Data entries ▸
● ● ● ● ●

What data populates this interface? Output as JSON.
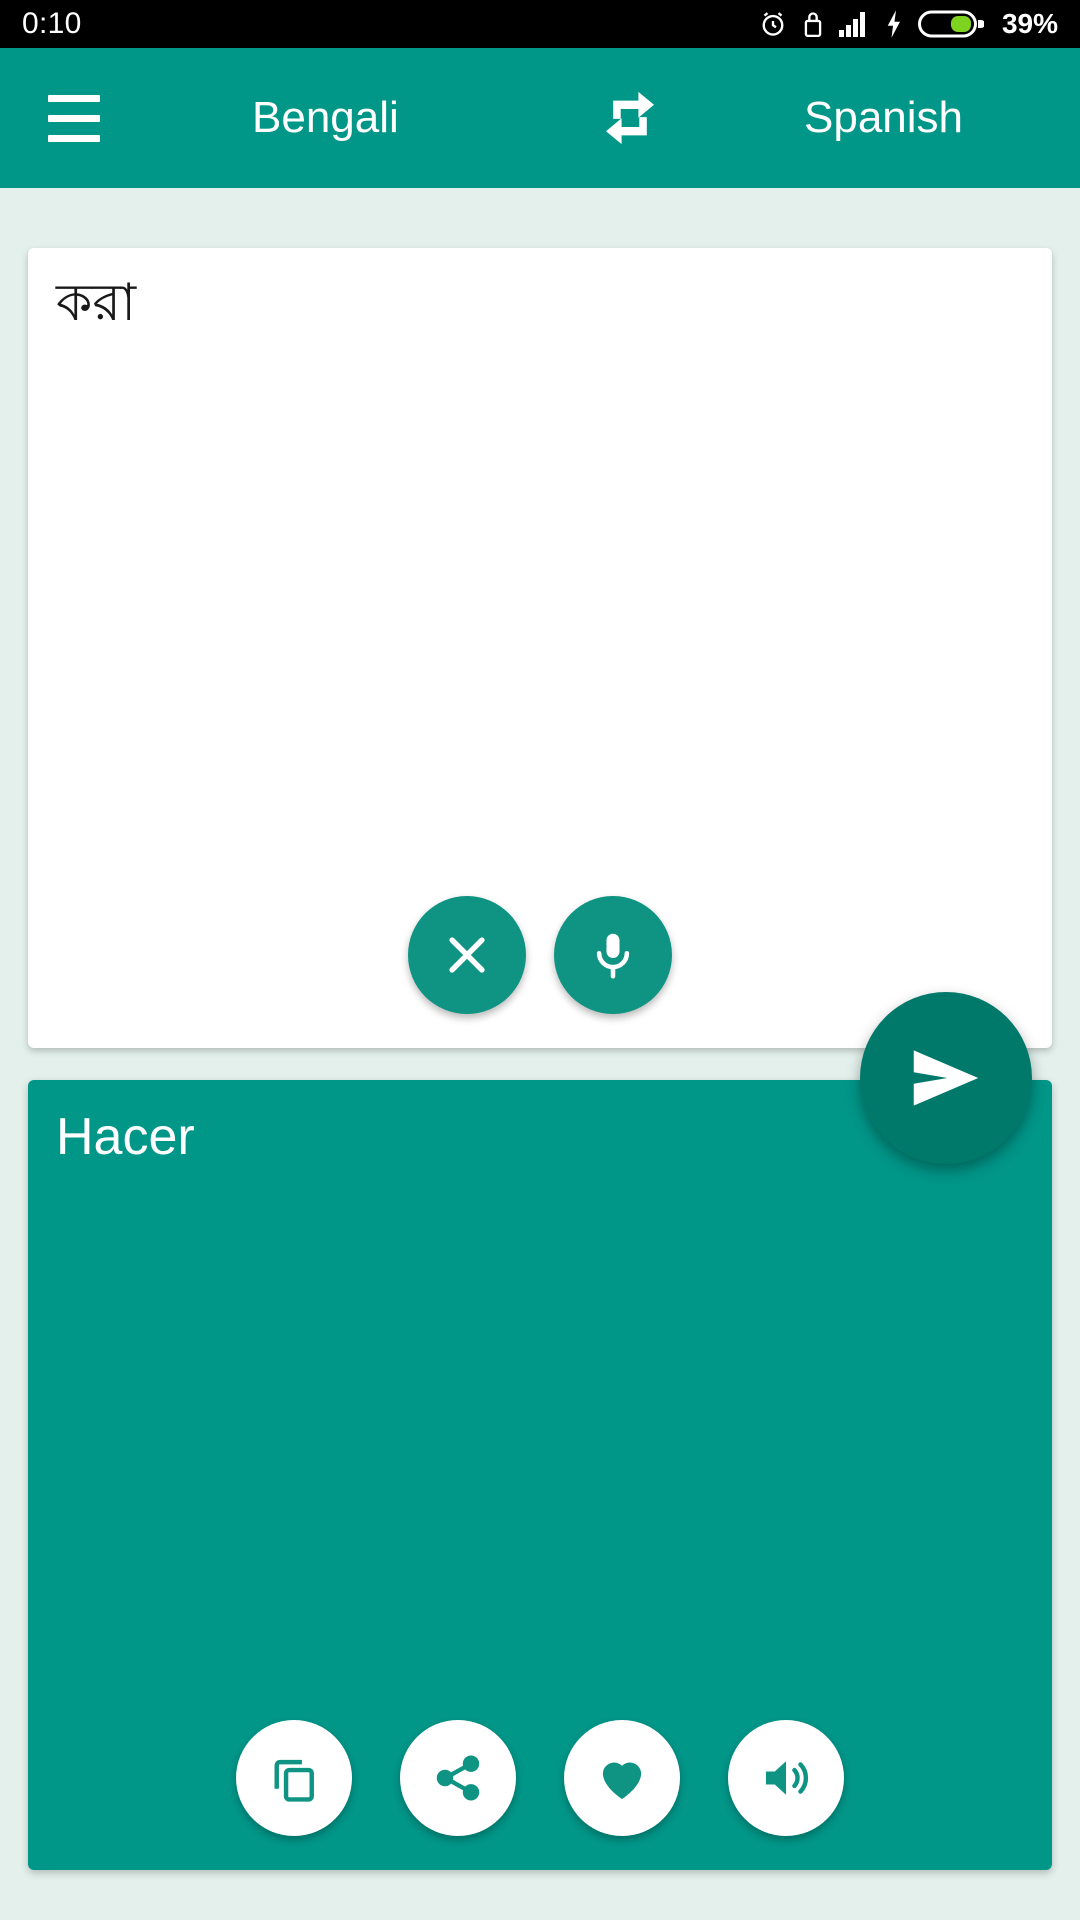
{
  "status_bar": {
    "time": "0:10",
    "battery_percent": "39%",
    "icons": [
      "alarm-icon",
      "lock-icon",
      "signal-bars-icon",
      "charging-bolt-icon",
      "battery-icon"
    ]
  },
  "toolbar": {
    "menu_icon": "hamburger-menu-icon",
    "source_language": "Bengali",
    "target_language": "Spanish",
    "swap_icon": "swap-languages-icon",
    "background_color": "#009688",
    "text_color": "#ffffff"
  },
  "source_card": {
    "text": "করা",
    "placeholder": "",
    "background_color": "#ffffff",
    "actions": [
      {
        "name": "clear-button",
        "icon": "close-icon"
      },
      {
        "name": "mic-button",
        "icon": "microphone-icon"
      }
    ]
  },
  "send_button": {
    "icon": "send-icon",
    "color": "#00796b"
  },
  "result_card": {
    "text": "Hacer",
    "background_color": "#009688",
    "text_color": "#ffffff",
    "actions": [
      {
        "name": "copy-button",
        "icon": "copy-icon"
      },
      {
        "name": "share-button",
        "icon": "share-icon"
      },
      {
        "name": "favorite-button",
        "icon": "heart-icon"
      },
      {
        "name": "speak-button",
        "icon": "speaker-icon"
      }
    ]
  },
  "page": {
    "background_color": "#e3f0ec"
  }
}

● ● ● ● ●

STATED GOAL ▸
Reproduce every entry word for word, but skip any pictures.

TASK RESULT ▸
What data populates this interface? Output as JSON.
{
  "status_bar": {
    "time": "0:10",
    "battery_percent": "39%",
    "icons": [
      "alarm-icon",
      "lock-icon",
      "signal-bars-icon",
      "charging-bolt-icon",
      "battery-icon"
    ]
  },
  "toolbar": {
    "menu_icon": "hamburger-menu-icon",
    "source_language": "Bengali",
    "target_language": "Spanish",
    "swap_icon": "swap-languages-icon",
    "background_color": "#009688",
    "text_color": "#ffffff"
  },
  "source_card": {
    "text": "করা",
    "placeholder": "",
    "background_color": "#ffffff",
    "actions": [
      {
        "name": "clear-button",
        "icon": "close-icon"
      },
      {
        "name": "mic-button",
        "icon": "microphone-icon"
      }
    ]
  },
  "send_button": {
    "icon": "send-icon",
    "color": "#00796b"
  },
  "result_card": {
    "text": "Hacer",
    "background_color": "#009688",
    "text_color": "#ffffff",
    "actions": [
      {
        "name": "copy-button",
        "icon": "copy-icon"
      },
      {
        "name": "share-button",
        "icon": "share-icon"
      },
      {
        "name": "favorite-button",
        "icon": "heart-icon"
      },
      {
        "name": "speak-button",
        "icon": "speaker-icon"
      }
    ]
  },
  "page": {
    "background_color": "#e3f0ec"
  }
}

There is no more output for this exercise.